Your task: Transcribe all of the material exactly, except for its pictures.

Items listed in a dataset:
________
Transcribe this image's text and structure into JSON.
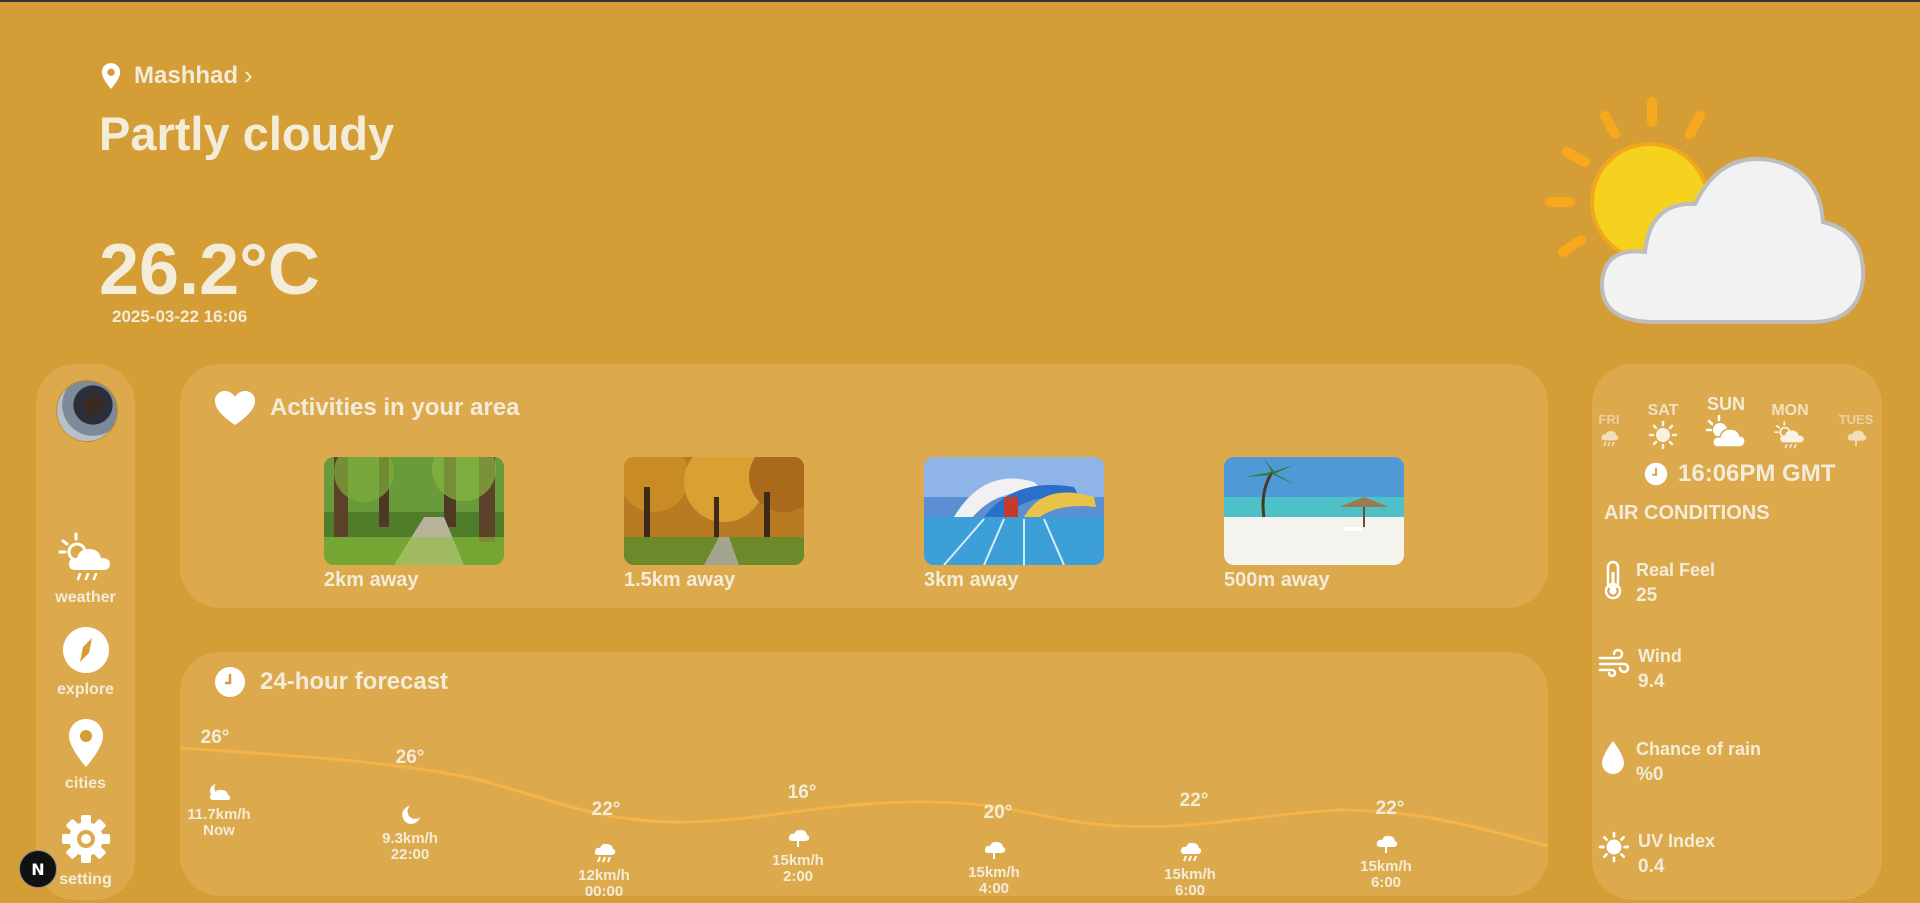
{
  "header": {
    "city": "Mashhad",
    "condition": "Partly cloudy",
    "temperature": "26.2°C",
    "datetime": "2025-03-22 16:06"
  },
  "sidebar": {
    "items": [
      {
        "label": "weather",
        "icon": "cloud-sun-rain-icon"
      },
      {
        "label": "explore",
        "icon": "compass-icon"
      },
      {
        "label": "cities",
        "icon": "map-pin-icon"
      },
      {
        "label": "setting",
        "icon": "gear-icon"
      }
    ]
  },
  "activities": {
    "title": "Activities in your area",
    "items": [
      {
        "distance": "2km away",
        "scene": "park-path"
      },
      {
        "distance": "1.5km away",
        "scene": "autumn-park"
      },
      {
        "distance": "3km away",
        "scene": "water-park"
      },
      {
        "distance": "500m away",
        "scene": "beach"
      }
    ]
  },
  "forecast": {
    "title": "24-hour forecast",
    "hours": [
      {
        "temp": "26°",
        "wind": "11.7km/h",
        "time": "Now",
        "icon": "cloud-moon-icon"
      },
      {
        "temp": "26°",
        "wind": "9.3km/h",
        "time": "22:00",
        "icon": "moon-icon"
      },
      {
        "temp": "22°",
        "wind": "12km/h",
        "time": "00:00",
        "icon": "cloud-rain-icon"
      },
      {
        "temp": "16°",
        "wind": "15km/h",
        "time": "2:00",
        "icon": "cloud-drizzle-icon"
      },
      {
        "temp": "20°",
        "wind": "15km/h",
        "time": "4:00",
        "icon": "cloud-drizzle-icon"
      },
      {
        "temp": "22°",
        "wind": "15km/h",
        "time": "6:00",
        "icon": "cloud-rain-icon"
      },
      {
        "temp": "22°",
        "wind": "15km/h",
        "time": "6:00",
        "icon": "cloud-drizzle-icon"
      }
    ]
  },
  "week": {
    "days": [
      {
        "name": "FRI",
        "icon": "cloud-rain-icon"
      },
      {
        "name": "SAT",
        "icon": "sun-icon"
      },
      {
        "name": "SUN",
        "icon": "cloud-sun-icon"
      },
      {
        "name": "MON",
        "icon": "cloud-sun-rain-icon"
      },
      {
        "name": "TUES",
        "icon": "cloud-drizzle-icon"
      }
    ],
    "selected": "SUN",
    "time": "16:06PM GMT"
  },
  "air": {
    "title": "AIR CONDITIONS",
    "items": [
      {
        "label": "Real Feel",
        "value": "25",
        "icon": "thermometer-icon"
      },
      {
        "label": "Wind",
        "value": "9.4",
        "icon": "wind-icon"
      },
      {
        "label": "Chance of rain",
        "value": "%0",
        "icon": "droplet-icon"
      },
      {
        "label": "UV Index",
        "value": "0.4",
        "icon": "sun-icon"
      }
    ]
  },
  "badge": "N",
  "colors": {
    "background": "#d59d36",
    "panel": "#dcaa4c",
    "curve": "#f3b24a",
    "text": "#f3ecd9"
  }
}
________
Full solution:
Transcribe this image's text and structure into JSON.
{
  "header": {
    "city": "Mashhad",
    "condition": "Partly cloudy",
    "temperature": "26.2°C",
    "datetime": "2025-03-22 16:06"
  },
  "sidebar": {
    "items": [
      {
        "label": "weather",
        "icon": "cloud-sun-rain-icon"
      },
      {
        "label": "explore",
        "icon": "compass-icon"
      },
      {
        "label": "cities",
        "icon": "map-pin-icon"
      },
      {
        "label": "setting",
        "icon": "gear-icon"
      }
    ]
  },
  "activities": {
    "title": "Activities in your area",
    "items": [
      {
        "distance": "2km away",
        "scene": "park-path"
      },
      {
        "distance": "1.5km away",
        "scene": "autumn-park"
      },
      {
        "distance": "3km away",
        "scene": "water-park"
      },
      {
        "distance": "500m away",
        "scene": "beach"
      }
    ]
  },
  "forecast": {
    "title": "24-hour forecast",
    "hours": [
      {
        "temp": "26°",
        "wind": "11.7km/h",
        "time": "Now",
        "icon": "cloud-moon-icon"
      },
      {
        "temp": "26°",
        "wind": "9.3km/h",
        "time": "22:00",
        "icon": "moon-icon"
      },
      {
        "temp": "22°",
        "wind": "12km/h",
        "time": "00:00",
        "icon": "cloud-rain-icon"
      },
      {
        "temp": "16°",
        "wind": "15km/h",
        "time": "2:00",
        "icon": "cloud-drizzle-icon"
      },
      {
        "temp": "20°",
        "wind": "15km/h",
        "time": "4:00",
        "icon": "cloud-drizzle-icon"
      },
      {
        "temp": "22°",
        "wind": "15km/h",
        "time": "6:00",
        "icon": "cloud-rain-icon"
      },
      {
        "temp": "22°",
        "wind": "15km/h",
        "time": "6:00",
        "icon": "cloud-drizzle-icon"
      }
    ]
  },
  "week": {
    "days": [
      {
        "name": "FRI",
        "icon": "cloud-rain-icon"
      },
      {
        "name": "SAT",
        "icon": "sun-icon"
      },
      {
        "name": "SUN",
        "icon": "cloud-sun-icon"
      },
      {
        "name": "MON",
        "icon": "cloud-sun-rain-icon"
      },
      {
        "name": "TUES",
        "icon": "cloud-drizzle-icon"
      }
    ],
    "selected": "SUN",
    "time": "16:06PM GMT"
  },
  "air": {
    "title": "AIR CONDITIONS",
    "items": [
      {
        "label": "Real Feel",
        "value": "25",
        "icon": "thermometer-icon"
      },
      {
        "label": "Wind",
        "value": "9.4",
        "icon": "wind-icon"
      },
      {
        "label": "Chance of rain",
        "value": "%0",
        "icon": "droplet-icon"
      },
      {
        "label": "UV Index",
        "value": "0.4",
        "icon": "sun-icon"
      }
    ]
  },
  "badge": "N",
  "colors": {
    "background": "#d59d36",
    "panel": "#dcaa4c",
    "curve": "#f3b24a",
    "text": "#f3ecd9"
  }
}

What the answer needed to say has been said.